--- ENTRIES SUPPLIED ---

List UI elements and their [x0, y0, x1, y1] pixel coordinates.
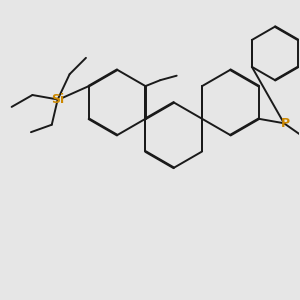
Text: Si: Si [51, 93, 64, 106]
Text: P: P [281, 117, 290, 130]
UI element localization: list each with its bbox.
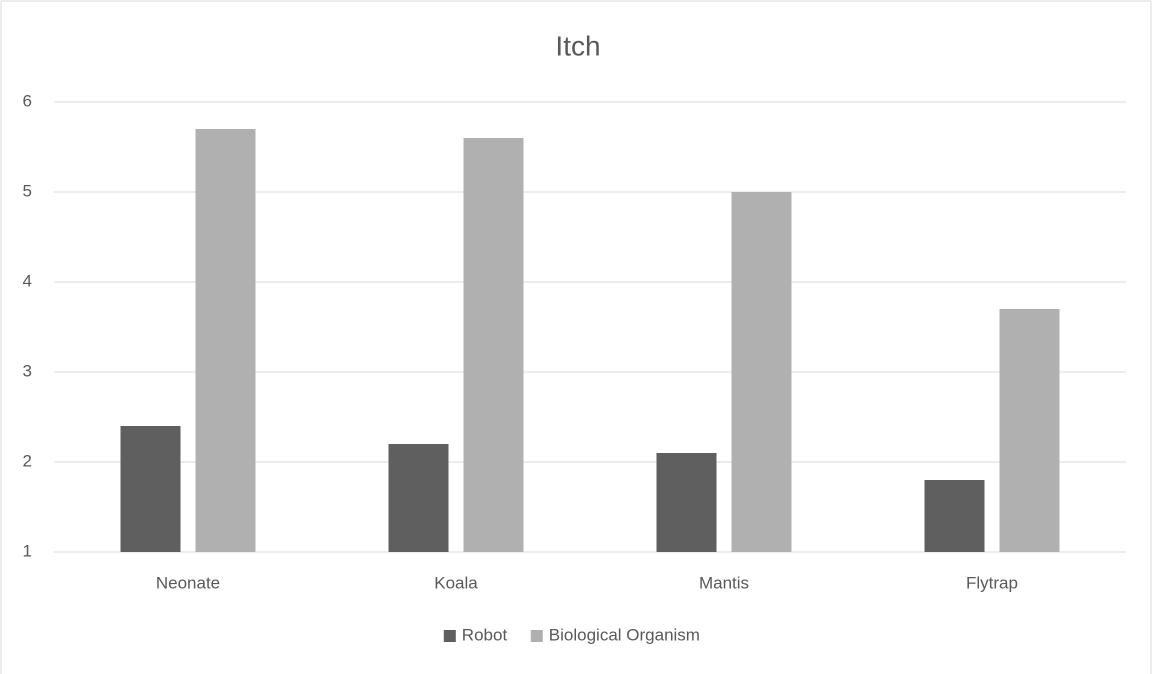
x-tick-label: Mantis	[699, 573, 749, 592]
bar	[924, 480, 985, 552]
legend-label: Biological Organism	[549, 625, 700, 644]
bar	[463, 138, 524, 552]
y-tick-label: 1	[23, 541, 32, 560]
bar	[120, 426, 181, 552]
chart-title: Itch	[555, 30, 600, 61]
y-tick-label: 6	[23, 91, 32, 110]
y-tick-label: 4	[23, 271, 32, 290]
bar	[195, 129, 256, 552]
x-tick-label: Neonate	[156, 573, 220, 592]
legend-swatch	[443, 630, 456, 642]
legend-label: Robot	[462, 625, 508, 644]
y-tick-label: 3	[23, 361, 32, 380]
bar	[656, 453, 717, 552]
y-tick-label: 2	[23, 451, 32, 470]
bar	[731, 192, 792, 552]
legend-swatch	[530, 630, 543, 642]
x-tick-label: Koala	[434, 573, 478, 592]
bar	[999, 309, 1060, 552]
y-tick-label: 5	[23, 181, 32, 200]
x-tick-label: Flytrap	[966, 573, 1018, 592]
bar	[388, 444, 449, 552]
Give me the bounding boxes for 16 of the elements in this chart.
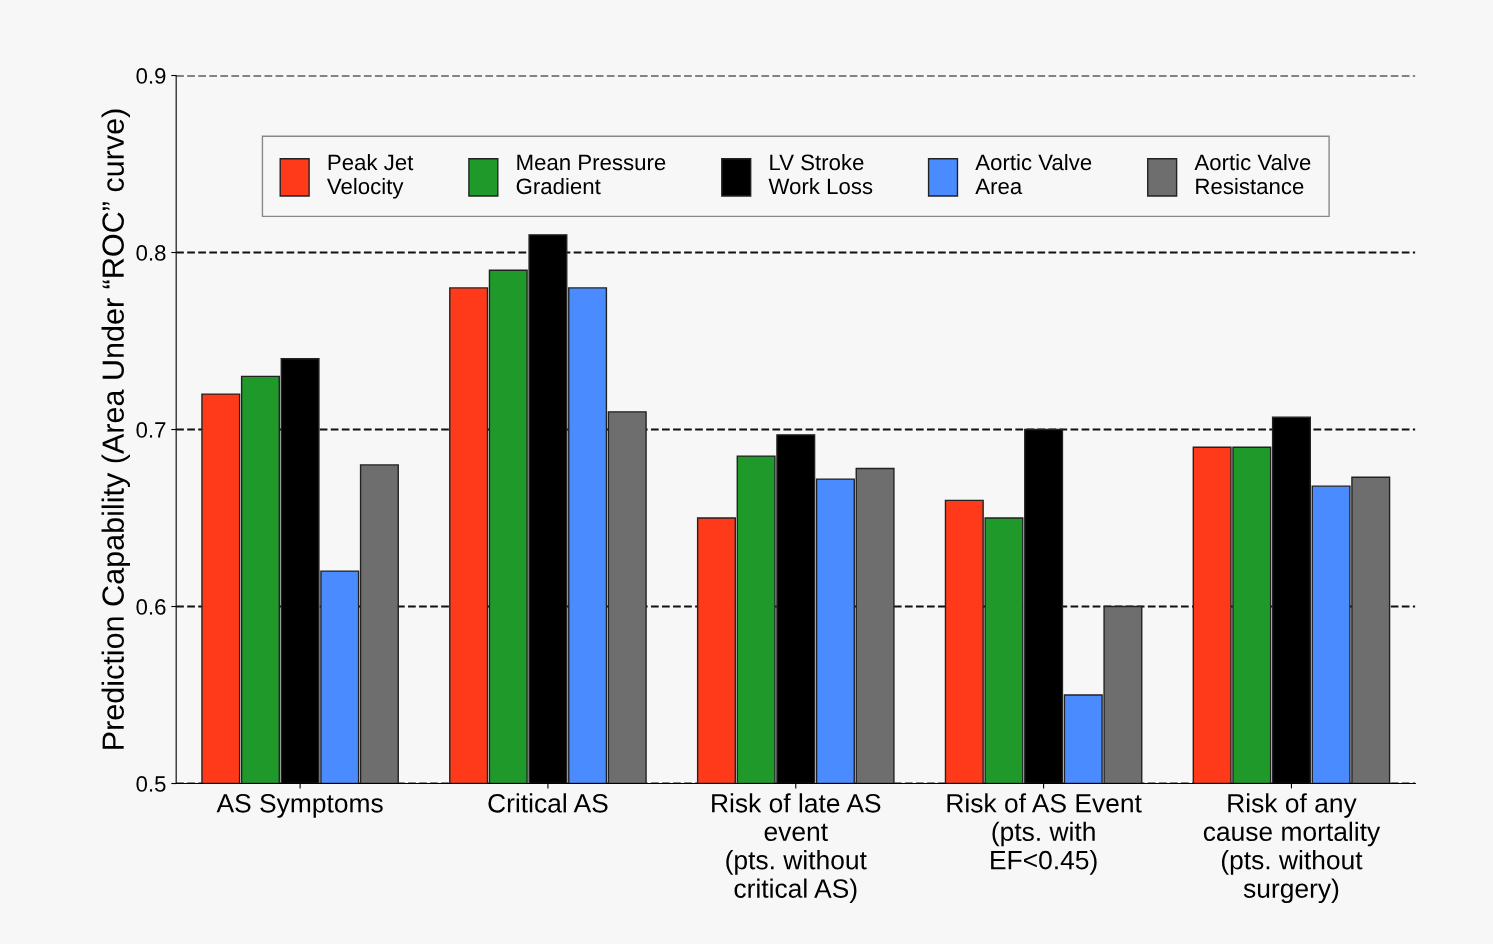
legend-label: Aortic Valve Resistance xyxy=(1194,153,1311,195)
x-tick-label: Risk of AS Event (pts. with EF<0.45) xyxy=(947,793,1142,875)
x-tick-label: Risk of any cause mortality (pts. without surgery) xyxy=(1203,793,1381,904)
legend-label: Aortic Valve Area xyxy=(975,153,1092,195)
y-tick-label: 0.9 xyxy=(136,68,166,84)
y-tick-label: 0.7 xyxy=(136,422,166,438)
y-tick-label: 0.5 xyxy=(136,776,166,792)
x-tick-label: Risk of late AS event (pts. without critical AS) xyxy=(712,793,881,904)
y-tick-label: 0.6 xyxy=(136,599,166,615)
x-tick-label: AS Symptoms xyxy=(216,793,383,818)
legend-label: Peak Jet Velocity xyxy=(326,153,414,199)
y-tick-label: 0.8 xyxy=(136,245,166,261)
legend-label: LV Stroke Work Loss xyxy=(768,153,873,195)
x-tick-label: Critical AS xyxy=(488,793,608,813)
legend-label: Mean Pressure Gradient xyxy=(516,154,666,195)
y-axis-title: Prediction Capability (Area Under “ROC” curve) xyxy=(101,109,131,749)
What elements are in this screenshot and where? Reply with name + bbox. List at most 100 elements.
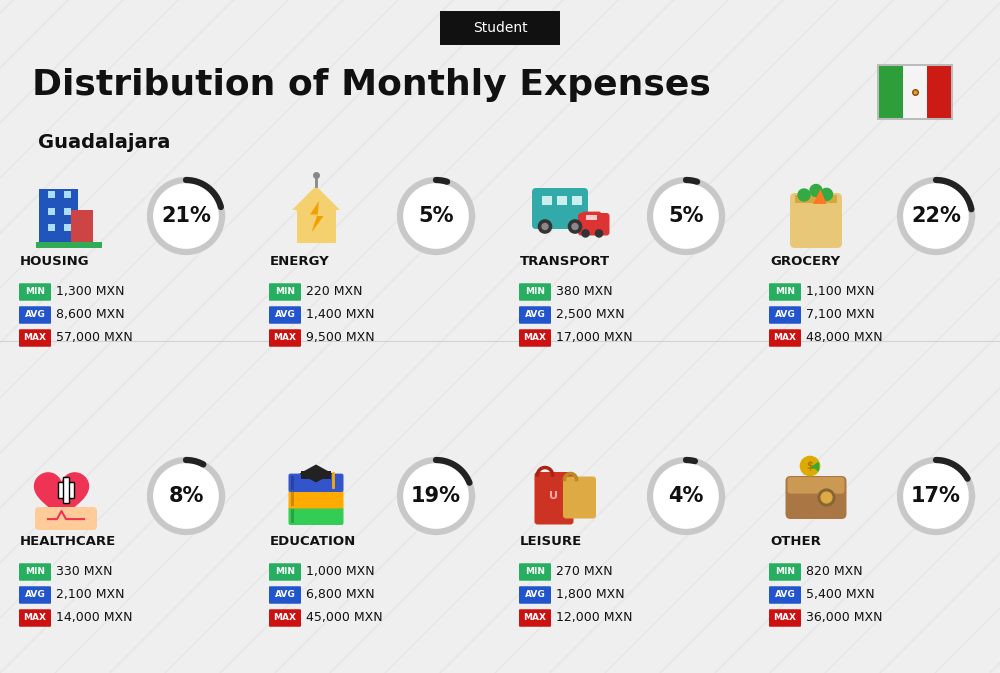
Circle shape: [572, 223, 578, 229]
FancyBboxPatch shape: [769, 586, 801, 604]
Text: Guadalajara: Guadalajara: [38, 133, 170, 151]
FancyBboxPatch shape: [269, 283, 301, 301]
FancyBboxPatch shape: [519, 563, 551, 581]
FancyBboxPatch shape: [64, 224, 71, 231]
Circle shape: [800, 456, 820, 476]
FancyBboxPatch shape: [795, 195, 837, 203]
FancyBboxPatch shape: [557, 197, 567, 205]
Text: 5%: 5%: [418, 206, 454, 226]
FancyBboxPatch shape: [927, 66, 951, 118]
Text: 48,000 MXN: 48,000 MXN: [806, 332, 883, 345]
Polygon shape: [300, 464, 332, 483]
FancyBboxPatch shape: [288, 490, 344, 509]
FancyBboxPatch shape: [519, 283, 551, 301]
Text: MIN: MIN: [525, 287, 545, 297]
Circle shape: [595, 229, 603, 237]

---

TASK: Rewrite all of the data above with every "elements" changed to "items" and everything else left as it is. Leave the pictures out.

TASK ANSWER:
List UI items and their [x0, y0, x1, y1] pixel coordinates.
Text: Si: Si [51, 93, 64, 106]
Text: P: P [281, 117, 290, 130]
UI element localization: list each with its bbox.
x-tick-label: Mantis	[699, 573, 749, 592]
bar	[924, 480, 985, 552]
legend-label: Biological Organism	[549, 625, 700, 644]
bar	[463, 138, 524, 552]
y-tick-label: 1	[23, 541, 32, 560]
bar	[120, 426, 181, 552]
chart-title: Itch	[555, 30, 600, 61]
y-tick-label: 6	[23, 91, 32, 110]
y-tick-label: 4	[23, 271, 32, 290]
bar	[195, 129, 256, 552]
x-tick-label: Neonate	[156, 573, 220, 592]
legend-swatch	[443, 630, 456, 642]
legend-label: Robot	[462, 625, 508, 644]
y-tick-label: 3	[23, 361, 32, 380]
bar	[656, 453, 717, 552]
y-tick-label: 2	[23, 451, 32, 470]
bar	[731, 192, 792, 552]
legend-swatch	[530, 630, 543, 642]
x-tick-label: Koala	[434, 573, 478, 592]
bar	[999, 309, 1060, 552]
y-tick-label: 5	[23, 181, 32, 200]
x-tick-label: Flytrap	[966, 573, 1018, 592]
bar	[388, 444, 449, 552]
Give me the bounding boxes for 16 of the items in this chart.
legend-label: Aortic Valve Resistance xyxy=(1194,153,1311,195)
x-tick-label: Risk of AS Event (pts. with EF<0.45) xyxy=(947,793,1142,875)
x-tick-label: Risk of any cause mortality (pts. without surgery) xyxy=(1203,793,1381,904)
legend-label: Aortic Valve Area xyxy=(975,153,1092,195)
y-tick-label: 0.9 xyxy=(136,68,166,84)
y-tick-label: 0.7 xyxy=(136,422,166,438)
y-tick-label: 0.5 xyxy=(136,776,166,792)
x-tick-label: Risk of late AS event (pts. without critical AS) xyxy=(712,793,881,904)
y-tick-label: 0.6 xyxy=(136,599,166,615)
x-tick-label: AS Symptoms xyxy=(216,793,383,818)
legend-label: Peak Jet Velocity xyxy=(326,153,414,199)
y-tick-label: 0.8 xyxy=(136,245,166,261)
legend-label: LV Stroke Work Loss xyxy=(768,153,873,195)
x-tick-label: Critical AS xyxy=(488,793,608,813)
legend-label: Mean Pressure Gradient xyxy=(516,154,666,195)
y-axis-title: Prediction Capability (Area Under “ROC” curve) xyxy=(101,109,131,749)
What items are in this screenshot and where? Reply with name + bbox. List at most 100 items.
Circle shape: [572, 223, 578, 229]
FancyBboxPatch shape: [769, 586, 801, 604]
Text: Guadalajara: Guadalajara: [38, 133, 170, 151]
FancyBboxPatch shape: [269, 283, 301, 301]
FancyBboxPatch shape: [519, 563, 551, 581]
FancyBboxPatch shape: [64, 224, 71, 231]
Circle shape: [800, 456, 820, 476]
FancyBboxPatch shape: [795, 195, 837, 203]
FancyBboxPatch shape: [557, 197, 567, 205]
Text: 5%: 5%: [418, 206, 454, 226]
FancyBboxPatch shape: [927, 66, 951, 118]
Text: 48,000 MXN: 48,000 MXN: [806, 332, 883, 345]
Polygon shape: [300, 464, 332, 483]
FancyBboxPatch shape: [288, 490, 344, 509]
FancyBboxPatch shape: [519, 283, 551, 301]
Text: MIN: MIN: [525, 287, 545, 297]
Circle shape: [595, 229, 603, 237]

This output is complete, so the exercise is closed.